◆ GIVEN TASK ◆
From the listing below, work out how many lines contain "Which". Reply with that number only.

◆ EXTRACTED INFORMATION ◆
——————
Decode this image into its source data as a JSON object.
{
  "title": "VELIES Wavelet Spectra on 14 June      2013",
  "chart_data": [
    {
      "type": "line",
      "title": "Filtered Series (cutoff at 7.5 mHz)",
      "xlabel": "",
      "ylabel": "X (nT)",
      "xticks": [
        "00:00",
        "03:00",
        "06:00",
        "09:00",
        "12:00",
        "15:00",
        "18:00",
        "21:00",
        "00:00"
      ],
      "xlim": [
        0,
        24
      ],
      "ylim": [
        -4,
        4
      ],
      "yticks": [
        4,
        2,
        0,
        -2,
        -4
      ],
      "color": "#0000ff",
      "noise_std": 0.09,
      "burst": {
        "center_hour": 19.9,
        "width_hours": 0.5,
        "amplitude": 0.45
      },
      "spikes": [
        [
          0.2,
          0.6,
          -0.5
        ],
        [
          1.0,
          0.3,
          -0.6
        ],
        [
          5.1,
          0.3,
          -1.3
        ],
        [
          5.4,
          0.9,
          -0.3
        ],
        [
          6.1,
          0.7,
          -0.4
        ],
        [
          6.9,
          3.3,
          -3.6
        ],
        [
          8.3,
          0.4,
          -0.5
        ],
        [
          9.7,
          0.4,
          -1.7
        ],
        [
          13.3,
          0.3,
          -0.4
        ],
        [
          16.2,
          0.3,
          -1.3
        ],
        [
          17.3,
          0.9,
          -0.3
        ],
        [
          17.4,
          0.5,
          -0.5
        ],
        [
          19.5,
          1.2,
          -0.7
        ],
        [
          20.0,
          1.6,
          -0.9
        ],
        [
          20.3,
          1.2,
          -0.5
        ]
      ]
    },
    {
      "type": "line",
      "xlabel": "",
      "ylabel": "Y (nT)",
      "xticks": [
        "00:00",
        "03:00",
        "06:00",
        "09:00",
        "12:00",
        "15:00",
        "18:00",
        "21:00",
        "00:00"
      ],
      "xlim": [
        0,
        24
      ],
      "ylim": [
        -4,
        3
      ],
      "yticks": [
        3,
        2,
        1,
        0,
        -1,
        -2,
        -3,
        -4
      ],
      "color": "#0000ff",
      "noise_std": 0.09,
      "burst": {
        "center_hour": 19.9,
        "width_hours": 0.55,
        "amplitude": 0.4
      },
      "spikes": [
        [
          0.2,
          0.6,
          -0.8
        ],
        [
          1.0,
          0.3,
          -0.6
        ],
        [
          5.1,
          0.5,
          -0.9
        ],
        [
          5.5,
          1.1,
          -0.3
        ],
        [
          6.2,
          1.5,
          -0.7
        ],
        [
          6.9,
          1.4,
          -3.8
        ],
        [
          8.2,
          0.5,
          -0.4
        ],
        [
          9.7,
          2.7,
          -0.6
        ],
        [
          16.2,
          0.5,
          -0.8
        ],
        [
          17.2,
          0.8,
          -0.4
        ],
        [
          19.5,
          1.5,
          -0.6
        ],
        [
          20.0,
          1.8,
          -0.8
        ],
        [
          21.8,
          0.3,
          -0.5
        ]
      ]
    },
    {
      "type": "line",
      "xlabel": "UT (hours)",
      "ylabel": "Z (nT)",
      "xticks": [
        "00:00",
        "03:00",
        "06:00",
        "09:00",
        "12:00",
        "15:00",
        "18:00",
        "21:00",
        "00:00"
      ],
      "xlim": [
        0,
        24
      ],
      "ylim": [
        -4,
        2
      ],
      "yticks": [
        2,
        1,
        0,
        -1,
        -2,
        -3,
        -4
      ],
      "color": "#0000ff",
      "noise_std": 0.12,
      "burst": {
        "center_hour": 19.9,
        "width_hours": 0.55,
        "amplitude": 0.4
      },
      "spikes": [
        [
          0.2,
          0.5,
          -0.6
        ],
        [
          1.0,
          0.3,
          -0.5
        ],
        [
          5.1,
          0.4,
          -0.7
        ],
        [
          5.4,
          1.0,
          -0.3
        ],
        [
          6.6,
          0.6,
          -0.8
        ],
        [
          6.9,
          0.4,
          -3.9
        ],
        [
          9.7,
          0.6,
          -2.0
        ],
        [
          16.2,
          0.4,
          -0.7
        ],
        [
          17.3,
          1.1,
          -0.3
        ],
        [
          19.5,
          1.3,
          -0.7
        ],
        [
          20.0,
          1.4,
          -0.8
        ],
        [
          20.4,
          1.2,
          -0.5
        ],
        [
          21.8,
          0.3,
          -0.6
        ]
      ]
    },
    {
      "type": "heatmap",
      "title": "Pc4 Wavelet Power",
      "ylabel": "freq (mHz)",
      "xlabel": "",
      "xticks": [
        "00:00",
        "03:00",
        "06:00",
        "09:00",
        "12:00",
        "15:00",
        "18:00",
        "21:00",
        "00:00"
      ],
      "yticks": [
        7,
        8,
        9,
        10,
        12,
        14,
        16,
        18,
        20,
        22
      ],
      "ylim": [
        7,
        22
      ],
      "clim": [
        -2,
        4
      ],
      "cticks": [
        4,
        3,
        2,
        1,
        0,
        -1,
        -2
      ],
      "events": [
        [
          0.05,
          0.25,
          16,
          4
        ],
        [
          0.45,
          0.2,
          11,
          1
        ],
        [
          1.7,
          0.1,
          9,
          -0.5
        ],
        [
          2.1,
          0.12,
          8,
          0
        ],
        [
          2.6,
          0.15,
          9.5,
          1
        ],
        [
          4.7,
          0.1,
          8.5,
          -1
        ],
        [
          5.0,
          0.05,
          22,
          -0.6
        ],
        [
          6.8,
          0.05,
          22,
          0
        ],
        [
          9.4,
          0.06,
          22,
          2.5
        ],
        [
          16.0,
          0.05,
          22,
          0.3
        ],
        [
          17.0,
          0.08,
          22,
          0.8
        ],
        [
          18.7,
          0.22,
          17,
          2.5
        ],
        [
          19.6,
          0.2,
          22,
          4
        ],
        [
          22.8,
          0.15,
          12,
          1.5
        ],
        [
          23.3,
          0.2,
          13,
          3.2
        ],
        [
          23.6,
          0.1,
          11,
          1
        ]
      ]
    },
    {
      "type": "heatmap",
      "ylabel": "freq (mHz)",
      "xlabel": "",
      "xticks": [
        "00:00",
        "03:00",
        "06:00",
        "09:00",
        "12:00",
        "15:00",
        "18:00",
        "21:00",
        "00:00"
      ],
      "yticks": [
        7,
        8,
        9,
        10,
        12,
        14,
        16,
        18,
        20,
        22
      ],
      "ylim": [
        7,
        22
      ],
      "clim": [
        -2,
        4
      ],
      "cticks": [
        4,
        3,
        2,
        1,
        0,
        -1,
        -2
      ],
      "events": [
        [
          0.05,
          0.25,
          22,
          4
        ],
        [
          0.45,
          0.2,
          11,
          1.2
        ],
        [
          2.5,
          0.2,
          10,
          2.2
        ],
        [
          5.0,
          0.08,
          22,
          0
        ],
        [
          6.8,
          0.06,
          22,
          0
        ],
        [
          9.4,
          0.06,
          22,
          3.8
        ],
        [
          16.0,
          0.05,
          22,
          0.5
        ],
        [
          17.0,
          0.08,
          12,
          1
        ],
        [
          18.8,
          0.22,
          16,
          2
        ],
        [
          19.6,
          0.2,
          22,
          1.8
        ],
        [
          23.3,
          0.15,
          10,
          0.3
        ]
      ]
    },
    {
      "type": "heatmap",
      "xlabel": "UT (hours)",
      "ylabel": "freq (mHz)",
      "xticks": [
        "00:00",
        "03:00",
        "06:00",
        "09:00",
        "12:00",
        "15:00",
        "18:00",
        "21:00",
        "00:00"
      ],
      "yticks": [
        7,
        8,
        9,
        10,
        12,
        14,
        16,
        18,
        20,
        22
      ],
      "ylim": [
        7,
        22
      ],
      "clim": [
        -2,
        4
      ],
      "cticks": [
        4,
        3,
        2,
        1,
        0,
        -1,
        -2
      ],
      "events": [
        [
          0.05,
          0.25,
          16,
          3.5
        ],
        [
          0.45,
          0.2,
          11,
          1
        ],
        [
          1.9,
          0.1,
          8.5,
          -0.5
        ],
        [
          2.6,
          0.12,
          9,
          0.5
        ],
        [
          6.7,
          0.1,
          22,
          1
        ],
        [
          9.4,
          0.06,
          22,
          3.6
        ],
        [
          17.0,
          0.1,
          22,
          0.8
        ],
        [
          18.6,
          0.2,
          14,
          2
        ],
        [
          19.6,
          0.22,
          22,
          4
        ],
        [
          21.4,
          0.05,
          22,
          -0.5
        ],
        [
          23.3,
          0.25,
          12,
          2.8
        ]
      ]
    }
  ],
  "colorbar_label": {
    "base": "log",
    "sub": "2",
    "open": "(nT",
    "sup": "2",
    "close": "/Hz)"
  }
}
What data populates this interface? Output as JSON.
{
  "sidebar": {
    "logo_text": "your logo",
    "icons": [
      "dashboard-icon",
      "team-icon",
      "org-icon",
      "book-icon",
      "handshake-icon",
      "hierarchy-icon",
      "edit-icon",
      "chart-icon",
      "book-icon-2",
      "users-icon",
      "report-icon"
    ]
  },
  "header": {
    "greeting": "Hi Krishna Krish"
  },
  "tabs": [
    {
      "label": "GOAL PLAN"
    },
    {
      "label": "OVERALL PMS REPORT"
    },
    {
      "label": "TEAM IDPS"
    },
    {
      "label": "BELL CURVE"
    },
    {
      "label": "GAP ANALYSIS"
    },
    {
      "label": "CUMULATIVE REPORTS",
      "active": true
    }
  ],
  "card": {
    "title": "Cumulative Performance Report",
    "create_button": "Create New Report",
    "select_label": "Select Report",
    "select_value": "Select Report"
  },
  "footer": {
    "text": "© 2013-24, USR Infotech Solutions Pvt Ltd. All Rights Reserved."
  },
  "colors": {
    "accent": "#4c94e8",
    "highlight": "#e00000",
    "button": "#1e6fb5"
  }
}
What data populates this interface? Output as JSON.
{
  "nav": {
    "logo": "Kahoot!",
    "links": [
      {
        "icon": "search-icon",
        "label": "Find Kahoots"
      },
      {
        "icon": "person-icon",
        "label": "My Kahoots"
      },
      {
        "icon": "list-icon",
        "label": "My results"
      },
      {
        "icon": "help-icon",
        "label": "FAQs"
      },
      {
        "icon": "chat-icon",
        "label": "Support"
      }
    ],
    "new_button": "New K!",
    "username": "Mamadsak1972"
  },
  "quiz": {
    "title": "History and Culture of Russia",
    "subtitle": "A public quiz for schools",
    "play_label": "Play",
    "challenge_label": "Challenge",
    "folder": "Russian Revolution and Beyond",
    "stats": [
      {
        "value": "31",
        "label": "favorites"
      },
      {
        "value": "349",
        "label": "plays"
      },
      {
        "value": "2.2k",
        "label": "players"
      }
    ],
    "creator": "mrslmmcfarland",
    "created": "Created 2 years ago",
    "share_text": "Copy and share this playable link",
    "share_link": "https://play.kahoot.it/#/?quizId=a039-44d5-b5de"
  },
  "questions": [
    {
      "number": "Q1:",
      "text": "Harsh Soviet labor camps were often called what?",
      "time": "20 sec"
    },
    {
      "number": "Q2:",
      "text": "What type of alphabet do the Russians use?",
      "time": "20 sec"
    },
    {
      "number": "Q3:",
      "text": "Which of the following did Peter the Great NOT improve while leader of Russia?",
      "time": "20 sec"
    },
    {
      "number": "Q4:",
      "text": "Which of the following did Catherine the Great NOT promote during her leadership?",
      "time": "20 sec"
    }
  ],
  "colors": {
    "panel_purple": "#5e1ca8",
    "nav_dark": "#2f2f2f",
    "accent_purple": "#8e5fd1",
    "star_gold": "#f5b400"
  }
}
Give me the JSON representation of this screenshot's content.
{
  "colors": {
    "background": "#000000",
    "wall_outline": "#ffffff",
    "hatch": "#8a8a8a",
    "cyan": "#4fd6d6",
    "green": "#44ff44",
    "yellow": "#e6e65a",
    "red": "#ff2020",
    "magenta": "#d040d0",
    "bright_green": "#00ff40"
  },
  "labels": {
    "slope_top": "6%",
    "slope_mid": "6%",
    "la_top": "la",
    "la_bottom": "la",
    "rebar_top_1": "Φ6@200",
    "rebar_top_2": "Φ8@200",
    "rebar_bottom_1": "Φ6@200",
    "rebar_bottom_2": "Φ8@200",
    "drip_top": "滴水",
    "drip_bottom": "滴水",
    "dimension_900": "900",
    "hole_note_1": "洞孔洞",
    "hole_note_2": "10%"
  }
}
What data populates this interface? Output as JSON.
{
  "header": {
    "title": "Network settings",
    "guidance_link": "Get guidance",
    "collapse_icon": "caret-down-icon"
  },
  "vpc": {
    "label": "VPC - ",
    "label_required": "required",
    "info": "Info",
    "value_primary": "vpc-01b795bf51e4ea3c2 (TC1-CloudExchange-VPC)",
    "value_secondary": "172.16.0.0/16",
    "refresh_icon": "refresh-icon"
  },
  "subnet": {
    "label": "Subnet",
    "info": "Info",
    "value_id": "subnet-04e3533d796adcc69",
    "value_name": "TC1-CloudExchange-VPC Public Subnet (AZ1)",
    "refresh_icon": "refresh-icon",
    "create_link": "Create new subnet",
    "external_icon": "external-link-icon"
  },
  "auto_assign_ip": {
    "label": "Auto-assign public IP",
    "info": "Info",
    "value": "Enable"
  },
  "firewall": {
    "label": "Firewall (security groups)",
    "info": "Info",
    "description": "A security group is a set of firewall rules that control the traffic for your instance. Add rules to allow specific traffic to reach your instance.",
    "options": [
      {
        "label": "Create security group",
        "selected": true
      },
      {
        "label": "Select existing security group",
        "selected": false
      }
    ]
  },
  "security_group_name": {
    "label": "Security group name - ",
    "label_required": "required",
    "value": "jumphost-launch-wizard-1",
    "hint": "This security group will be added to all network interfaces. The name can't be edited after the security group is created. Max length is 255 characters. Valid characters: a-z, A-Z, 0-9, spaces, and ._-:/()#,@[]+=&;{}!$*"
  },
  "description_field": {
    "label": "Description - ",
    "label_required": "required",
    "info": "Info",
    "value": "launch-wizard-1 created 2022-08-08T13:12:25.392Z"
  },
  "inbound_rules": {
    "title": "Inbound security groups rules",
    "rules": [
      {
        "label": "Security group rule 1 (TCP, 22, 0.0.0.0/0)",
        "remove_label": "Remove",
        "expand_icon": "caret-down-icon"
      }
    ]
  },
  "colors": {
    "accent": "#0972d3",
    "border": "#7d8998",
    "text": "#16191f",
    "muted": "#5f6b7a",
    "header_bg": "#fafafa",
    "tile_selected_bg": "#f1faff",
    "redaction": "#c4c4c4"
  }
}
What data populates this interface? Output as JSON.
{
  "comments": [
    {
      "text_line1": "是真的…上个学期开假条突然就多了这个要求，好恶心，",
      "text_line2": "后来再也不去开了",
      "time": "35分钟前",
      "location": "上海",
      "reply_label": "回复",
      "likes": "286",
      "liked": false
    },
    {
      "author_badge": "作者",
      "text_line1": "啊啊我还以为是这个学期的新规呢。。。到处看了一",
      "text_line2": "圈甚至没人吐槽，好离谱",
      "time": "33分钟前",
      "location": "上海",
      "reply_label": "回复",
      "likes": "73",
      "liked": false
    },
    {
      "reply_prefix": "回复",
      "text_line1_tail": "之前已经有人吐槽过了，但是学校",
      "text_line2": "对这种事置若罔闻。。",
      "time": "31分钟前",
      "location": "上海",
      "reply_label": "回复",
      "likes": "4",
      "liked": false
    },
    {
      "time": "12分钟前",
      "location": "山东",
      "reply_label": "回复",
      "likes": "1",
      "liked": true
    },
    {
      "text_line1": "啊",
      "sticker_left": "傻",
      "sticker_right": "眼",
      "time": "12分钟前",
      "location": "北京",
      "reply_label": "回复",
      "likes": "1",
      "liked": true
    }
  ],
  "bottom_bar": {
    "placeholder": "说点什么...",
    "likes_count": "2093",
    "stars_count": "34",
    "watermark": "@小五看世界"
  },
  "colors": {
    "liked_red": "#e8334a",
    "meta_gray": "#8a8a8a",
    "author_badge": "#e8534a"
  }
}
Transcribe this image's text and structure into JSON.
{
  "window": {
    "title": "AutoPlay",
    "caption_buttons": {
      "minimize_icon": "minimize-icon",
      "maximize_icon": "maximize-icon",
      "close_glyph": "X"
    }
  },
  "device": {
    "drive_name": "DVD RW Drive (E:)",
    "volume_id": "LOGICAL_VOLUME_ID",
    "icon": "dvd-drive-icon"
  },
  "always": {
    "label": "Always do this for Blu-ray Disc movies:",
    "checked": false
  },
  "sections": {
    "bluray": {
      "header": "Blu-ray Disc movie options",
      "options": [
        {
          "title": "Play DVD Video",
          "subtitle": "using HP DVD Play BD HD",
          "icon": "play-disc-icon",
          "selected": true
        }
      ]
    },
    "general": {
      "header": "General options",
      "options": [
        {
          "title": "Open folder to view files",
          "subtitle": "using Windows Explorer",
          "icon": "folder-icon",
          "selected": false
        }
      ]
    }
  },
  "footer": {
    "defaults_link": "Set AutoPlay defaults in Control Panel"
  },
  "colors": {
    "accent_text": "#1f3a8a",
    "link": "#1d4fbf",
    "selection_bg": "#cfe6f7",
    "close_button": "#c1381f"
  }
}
——————
◆ RESPONSE TO THIS EXERCISE ◆
2